What you should do:
Copy out the listing in full, exactly as written, but not its pictures.

Materials provided:

========================================================================

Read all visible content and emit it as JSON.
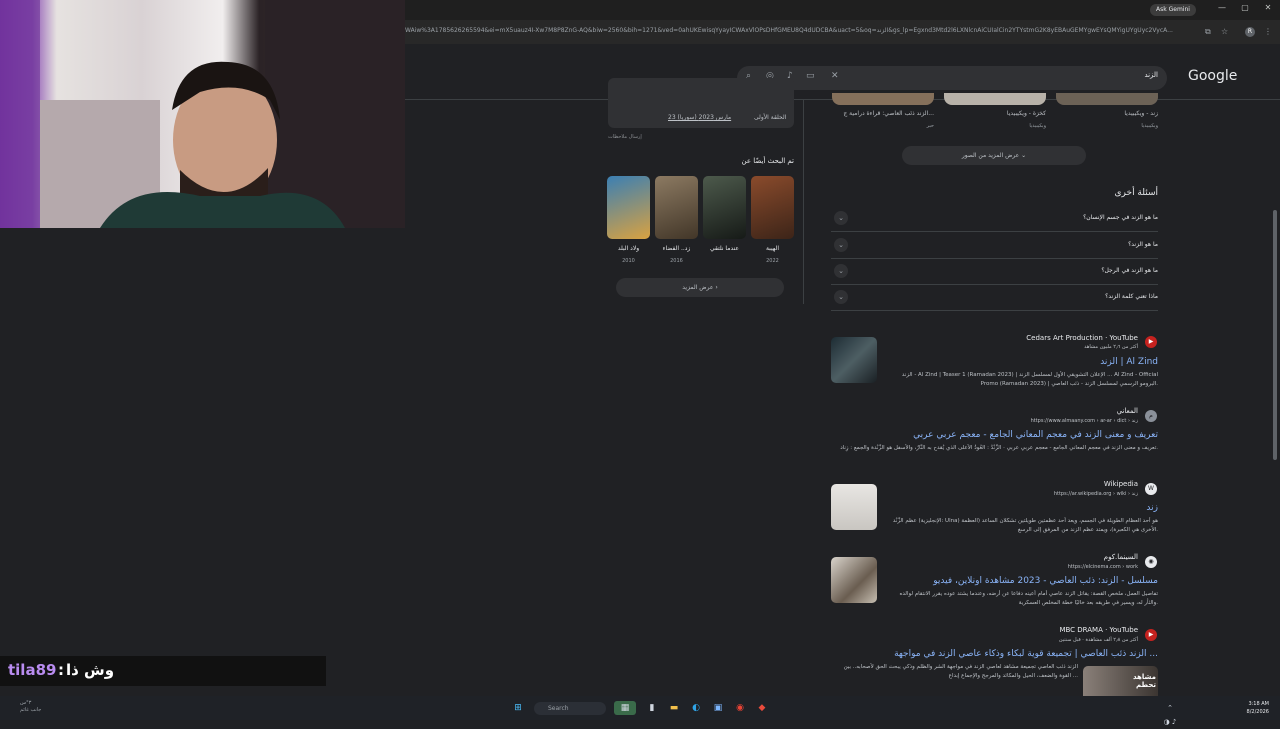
{
  "browser": {
    "address": "WAiw%3A1785626265594&ei=mX5uauz4I-Xw7M8P8ZnG-AQ&biw=2560&bih=1271&ved=0ahUKEwisqYyayICWAxVlOPsDHfGMEU8Q4dUDCBA&uact=5&oq=الزند&gs_lp=Egxnd3Mtd2l6LXNlcnAiCUاalCin2YTYstmG2K8yEBAuGEMYgwEYsQMYigUYgUyc2VycA...",
    "ask_gemini": "Ask Gemini",
    "window_controls": [
      "—",
      "▢",
      "✕"
    ]
  },
  "search": {
    "query": "الزند",
    "logo": "Google"
  },
  "left_panel": {
    "episode_label": "الحلقة الأولى",
    "episode_date": "23 مارس 2023 (سوريا)",
    "feedback": "إرسال ملاحظات",
    "also_searched_title": "تم البحث أيضًا عن",
    "posters": [
      {
        "name": "الهيبة",
        "year": "2022",
        "colors": [
          "#8a4b2c",
          "#3c2418"
        ]
      },
      {
        "name": "عندما نلتقي",
        "year": "",
        "colors": [
          "#4d5a4c",
          "#161a17"
        ]
      },
      {
        "name": "زد.. الفضاء",
        "year": "2016",
        "colors": [
          "#8c7a62",
          "#423628"
        ]
      },
      {
        "name": "ولاد البلد",
        "year": "2010",
        "colors": [
          "#3b7fb3",
          "#d9a241"
        ]
      }
    ],
    "show_more": "عرض المزيد"
  },
  "images_row": {
    "captions": [
      {
        "title": "زند - ويكيبيديا",
        "source": "ويكيبيديا"
      },
      {
        "title": "كخزة - ويكيبيديا",
        "source": "ويكيبيديا"
      },
      {
        "title": "الزند ذئب العاصي: قراءة درامية ج...",
        "source": "حبر"
      }
    ],
    "more_images": "عرض المزيد من الصور"
  },
  "paa": {
    "title": "أسئلة أخرى",
    "questions": [
      "ما هو الزند في جسم الإنسان؟",
      "ما هو الزند؟",
      "ما هو الزند في الرجل؟",
      "ماذا تعني كلمة الزند؟"
    ]
  },
  "results": [
    {
      "site": "Cedars Art Production · YouTube",
      "url": "أكثر من ٢٫٦ مليون مشاهد",
      "title": "الزند | Al Zind",
      "snippet": "الزند - Al Zind | Teaser 1 (Ramadan 2023) | الإعلان التشويقي الأول لمسلسل الزند ... Al Zind - Official Promo (Ramadan 2023) | البرومو الرسمي لمسلسل الزند - ذئب العاصي."
    },
    {
      "site": "المعاني",
      "url": "https://www.almaany.com › ar-ar › dict › زند",
      "title": "تعريف و معنى الزند في معجم المعاني الجامع - معجم عربي عربي",
      "snippet": "تعريف و معنى الزند في معجم المعاني الجامع - معجم عربي عربي · الزَّنْدُ : العُودُ الأعلى الذي يُقدح به النَّارُ، والأسفل هو الزَّنْدة والجمع : زِناد."
    },
    {
      "site": "Wikipedia",
      "url": "https://ar.wikipedia.org › wiki › زند",
      "title": "زند",
      "snippet": "عظم الزَّنْد (الإنجليزية: Ulna) هو أحد العظام الطويلة في الجسم، ويعد أحد عظمتين طويلتين تشكلان الساعد (العظمة الأخرى هي الكعبرة)، ويمتد عظم الزند من المرفق إلى الرسغ."
    },
    {
      "site": "السينما.كوم",
      "url": "https://elcinema.com › work",
      "title": "مسلسل - الزند: ذئب العاصي - 2023 مشاهدة اونلاين، فيديو",
      "snippet": "تفاصيل العمل، ملخص القصة: يقاتل الزند عاصي أمام أعينه دفاعا عن أرضه، وعندما يشتد عوده يقرر الانتقام لوالده والثأر له، ويسير في طريقه بعد خاليًا خطة المخلص العسكرية."
    },
    {
      "site": "MBC DRAMA · YouTube",
      "url": "أكثر من ٢٫٨ ألف مشاهدة · قبل سنتين",
      "title": "الزند ذئب العاصي | تجميعة قوية لبكاء وذكاء عاصي الزند في مواجهة ...",
      "snippet": "الزند ذئب العاصي تجميعة مشاهد لعاصي الزند في مواجهة الشر والظلم وذكي يبحث الحق لأصحابه.. بين القوة والضعف، الحيل والمكائد والمرجح والإجماع إبداع ..."
    }
  ],
  "video_thumb_badge": "مشاهد تحطم",
  "chat": {
    "user": "tila89",
    "separator": ":",
    "message": "وش ذا"
  },
  "taskbar": {
    "weather": [
      "٣°س",
      "جانب غائم"
    ],
    "search_label": "Search",
    "time": "3:18 AM",
    "date": "8/2/2026"
  }
}
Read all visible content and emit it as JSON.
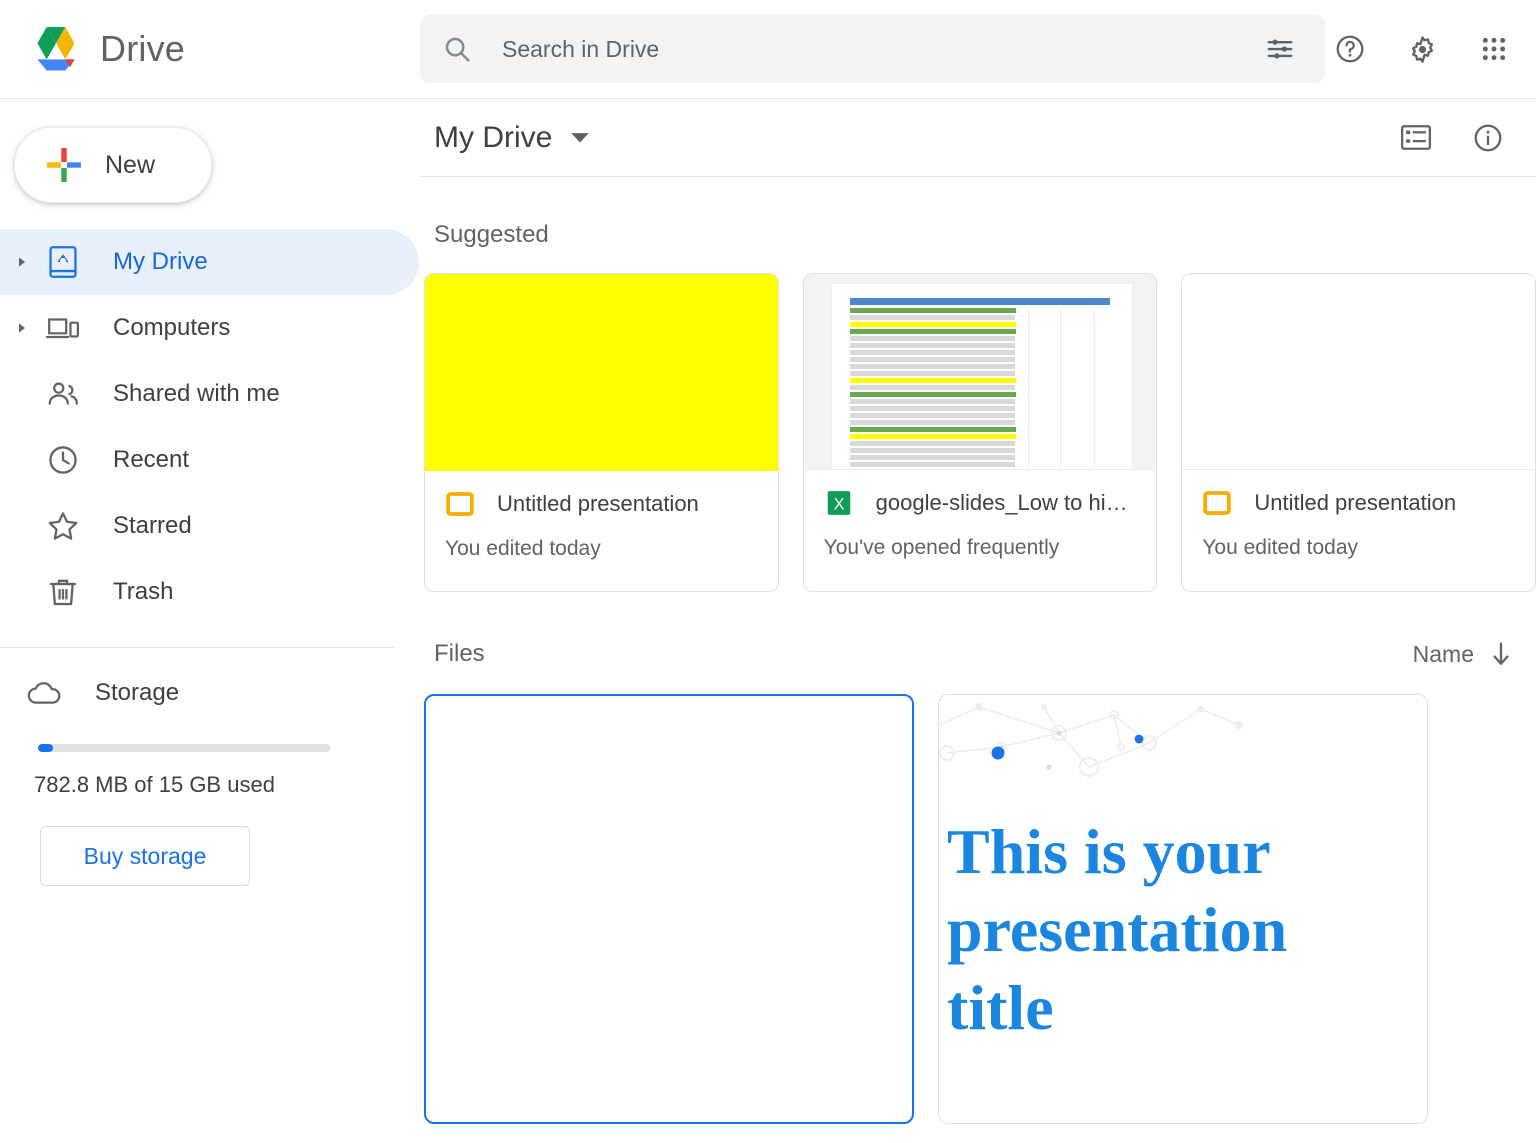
{
  "app": {
    "brand_name": "Drive",
    "logo_icon": "drive-logo-icon"
  },
  "search": {
    "placeholder": "Search in Drive",
    "value": "",
    "search_icon": "search-icon",
    "tune_icon": "tune-filter-icon"
  },
  "header_actions": [
    {
      "name": "help-icon",
      "label": "Help"
    },
    {
      "name": "settings-gear-icon",
      "label": "Settings"
    },
    {
      "name": "apps-grid-icon",
      "label": "Google apps"
    }
  ],
  "sidebar": {
    "new_button": {
      "label": "New",
      "icon": "plus-icon"
    },
    "items": [
      {
        "label": "My Drive",
        "icon": "my-drive-icon",
        "active": true,
        "expandable": true
      },
      {
        "label": "Computers",
        "icon": "computers-icon",
        "active": false,
        "expandable": true
      },
      {
        "label": "Shared with me",
        "icon": "shared-with-me-icon",
        "active": false,
        "expandable": false
      },
      {
        "label": "Recent",
        "icon": "clock-icon",
        "active": false,
        "expandable": false
      },
      {
        "label": "Starred",
        "icon": "star-icon",
        "active": false,
        "expandable": false
      },
      {
        "label": "Trash",
        "icon": "trash-icon",
        "active": false,
        "expandable": false
      }
    ],
    "storage": {
      "label": "Storage",
      "icon": "cloud-icon",
      "usage_text": "782.8 MB of 15 GB used",
      "percent_used": 5,
      "buy_button_label": "Buy storage"
    }
  },
  "main": {
    "breadcrumb": "My Drive",
    "breadcrumb_caret": "chevron-down-icon",
    "view_toggle_icon": "list-view-icon",
    "info_icon": "info-icon",
    "suggested_label": "Suggested",
    "files_label": "Files",
    "sort": {
      "label": "Name",
      "direction_icon": "arrow-down-icon"
    }
  },
  "suggested": [
    {
      "name": "Untitled presentation",
      "subtitle": "You edited today",
      "type_icon": "google-slides-icon",
      "thumb": "yellow",
      "thumb_color": "#ffff00"
    },
    {
      "name": "google-slides_Low to hi…",
      "subtitle": "You've opened frequently",
      "type_icon": "google-sheets-icon",
      "thumb": "spreadsheet"
    },
    {
      "name": "Untitled presentation",
      "subtitle": "You edited today",
      "type_icon": "google-slides-icon",
      "thumb": "blank"
    }
  ],
  "files": [
    {
      "thumb": "blank",
      "selected": true,
      "title": ""
    },
    {
      "thumb": "presentation-title",
      "selected": false,
      "title": "This is your presentation title"
    }
  ],
  "colors": {
    "accent_blue": "#1a73e8",
    "active_nav_bg": "#e8f0fe",
    "active_nav_text": "#1967d2",
    "slides_yellow": "#f9ab00",
    "sheets_green": "#0f9d58",
    "title_blue": "#1a86e0",
    "text_primary": "#3c4043",
    "text_secondary": "#5f6368"
  }
}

========================================================================

Correct answer:
Read all visible content and emit it as JSON.
{
  "browser": {
    "address": "WAiw%3A1785626265594&ei=mX5uauz4I-Xw7M8P8ZnG-AQ&biw=2560&bih=1271&ved=0ahUKEwisqYyayICWAxVlOPsDHfGMEU8Q4dUDCBA&uact=5&oq=الزند&gs_lp=Egxnd3Mtd2l6LXNlcnAiCUاalCin2YTYstmG2K8yEBAuGEMYgwEYsQMYigUYgUyc2VycA...",
    "ask_gemini": "Ask Gemini",
    "window_controls": [
      "—",
      "▢",
      "✕"
    ]
  },
  "search": {
    "query": "الزند",
    "logo": "Google"
  },
  "left_panel": {
    "episode_label": "الحلقة الأولى",
    "episode_date": "23 مارس 2023 (سوريا)",
    "feedback": "إرسال ملاحظات",
    "also_searched_title": "تم البحث أيضًا عن",
    "posters": [
      {
        "name": "الهيبة",
        "year": "2022",
        "colors": [
          "#8a4b2c",
          "#3c2418"
        ]
      },
      {
        "name": "عندما نلتقي",
        "year": "",
        "colors": [
          "#4d5a4c",
          "#161a17"
        ]
      },
      {
        "name": "زد.. الفضاء",
        "year": "2016",
        "colors": [
          "#8c7a62",
          "#423628"
        ]
      },
      {
        "name": "ولاد البلد",
        "year": "2010",
        "colors": [
          "#3b7fb3",
          "#d9a241"
        ]
      }
    ],
    "show_more": "عرض المزيد"
  },
  "images_row": {
    "captions": [
      {
        "title": "زند - ويكيبيديا",
        "source": "ويكيبيديا"
      },
      {
        "title": "كخزة - ويكيبيديا",
        "source": "ويكيبيديا"
      },
      {
        "title": "الزند ذئب العاصي: قراءة درامية ج...",
        "source": "حبر"
      }
    ],
    "more_images": "عرض المزيد من الصور"
  },
  "paa": {
    "title": "أسئلة أخرى",
    "questions": [
      "ما هو الزند في جسم الإنسان؟",
      "ما هو الزند؟",
      "ما هو الزند في الرجل؟",
      "ماذا تعني كلمة الزند؟"
    ]
  },
  "results": [
    {
      "site": "Cedars Art Production · YouTube",
      "url": "أكثر من ٢٫٦ مليون مشاهد",
      "title": "الزند | Al Zind",
      "snippet": "الزند - Al Zind | Teaser 1 (Ramadan 2023) | الإعلان التشويقي الأول لمسلسل الزند ... Al Zind - Official Promo (Ramadan 2023) | البرومو الرسمي لمسلسل الزند - ذئب العاصي."
    },
    {
      "site": "المعاني",
      "url": "https://www.almaany.com › ar-ar › dict › زند",
      "title": "تعريف و معنى الزند في معجم المعاني الجامع - معجم عربي عربي",
      "snippet": "تعريف و معنى الزند في معجم المعاني الجامع - معجم عربي عربي · الزَّنْدُ : العُودُ الأعلى الذي يُقدح به النَّارُ، والأسفل هو الزَّنْدة والجمع : زِناد."
    },
    {
      "site": "Wikipedia",
      "url": "https://ar.wikipedia.org › wiki › زند",
      "title": "زند",
      "snippet": "عظم الزَّنْد (الإنجليزية: Ulna) هو أحد العظام الطويلة في الجسم، ويعد أحد عظمتين طويلتين تشكلان الساعد (العظمة الأخرى هي الكعبرة)، ويمتد عظم الزند من المرفق إلى الرسغ."
    },
    {
      "site": "السينما.كوم",
      "url": "https://elcinema.com › work",
      "title": "مسلسل - الزند: ذئب العاصي - 2023 مشاهدة اونلاين، فيديو",
      "snippet": "تفاصيل العمل، ملخص القصة: يقاتل الزند عاصي أمام أعينه دفاعا عن أرضه، وعندما يشتد عوده يقرر الانتقام لوالده والثأر له، ويسير في طريقه بعد خاليًا خطة المخلص العسكرية."
    },
    {
      "site": "MBC DRAMA · YouTube",
      "url": "أكثر من ٢٫٨ ألف مشاهدة · قبل سنتين",
      "title": "الزند ذئب العاصي | تجميعة قوية لبكاء وذكاء عاصي الزند في مواجهة ...",
      "snippet": "الزند ذئب العاصي تجميعة مشاهد لعاصي الزند في مواجهة الشر والظلم وذكي يبحث الحق لأصحابه.. بين القوة والضعف، الحيل والمكائد والمرجح والإجماع إبداع ..."
    }
  ],
  "video_thumb_badge": "مشاهد تحطم",
  "chat": {
    "user": "tila89",
    "separator": ":",
    "message": "وش ذا"
  },
  "taskbar": {
    "weather": [
      "٣°س",
      "جانب غائم"
    ],
    "search_label": "Search",
    "time": "3:18 AM",
    "date": "8/2/2026"
  }
}
Read all visible content and emit it as JSON.
{
  "app": {
    "brand_name": "Drive",
    "logo_icon": "drive-logo-icon"
  },
  "search": {
    "placeholder": "Search in Drive",
    "value": "",
    "search_icon": "search-icon",
    "tune_icon": "tune-filter-icon"
  },
  "header_actions": [
    {
      "name": "help-icon",
      "label": "Help"
    },
    {
      "name": "settings-gear-icon",
      "label": "Settings"
    },
    {
      "name": "apps-grid-icon",
      "label": "Google apps"
    }
  ],
  "sidebar": {
    "new_button": {
      "label": "New",
      "icon": "plus-icon"
    },
    "items": [
      {
        "label": "My Drive",
        "icon": "my-drive-icon",
        "active": true,
        "expandable": true
      },
      {
        "label": "Computers",
        "icon": "computers-icon",
        "active": false,
        "expandable": true
      },
      {
        "label": "Shared with me",
        "icon": "shared-with-me-icon",
        "active": false,
        "expandable": false
      },
      {
        "label": "Recent",
        "icon": "clock-icon",
        "active": false,
        "expandable": false
      },
      {
        "label": "Starred",
        "icon": "star-icon",
        "active": false,
        "expandable": false
      },
      {
        "label": "Trash",
        "icon": "trash-icon",
        "active": false,
        "expandable": false
      }
    ],
    "storage": {
      "label": "Storage",
      "icon": "cloud-icon",
      "usage_text": "782.8 MB of 15 GB used",
      "percent_used": 5,
      "buy_button_label": "Buy storage"
    }
  },
  "main": {
    "breadcrumb": "My Drive",
    "breadcrumb_caret": "chevron-down-icon",
    "view_toggle_icon": "list-view-icon",
    "info_icon": "info-icon",
    "suggested_label": "Suggested",
    "files_label": "Files",
    "sort": {
      "label": "Name",
      "direction_icon": "arrow-down-icon"
    }
  },
  "suggested": [
    {
      "name": "Untitled presentation",
      "subtitle": "You edited today",
      "type_icon": "google-slides-icon",
      "thumb": "yellow",
      "thumb_color": "#ffff00"
    },
    {
      "name": "google-slides_Low to hi…",
      "subtitle": "You've opened frequently",
      "type_icon": "google-sheets-icon",
      "thumb": "spreadsheet"
    },
    {
      "name": "Untitled presentation",
      "subtitle": "You edited today",
      "type_icon": "google-slides-icon",
      "thumb": "blank"
    }
  ],
  "files": [
    {
      "thumb": "blank",
      "selected": true,
      "title": ""
    },
    {
      "thumb": "presentation-title",
      "selected": false,
      "title": "This is your presentation title"
    }
  ],
  "colors": {
    "accent_blue": "#1a73e8",
    "active_nav_bg": "#e8f0fe",
    "active_nav_text": "#1967d2",
    "slides_yellow": "#f9ab00",
    "sheets_green": "#0f9d58",
    "title_blue": "#1a86e0",
    "text_primary": "#3c4043",
    "text_secondary": "#5f6368"
  }
}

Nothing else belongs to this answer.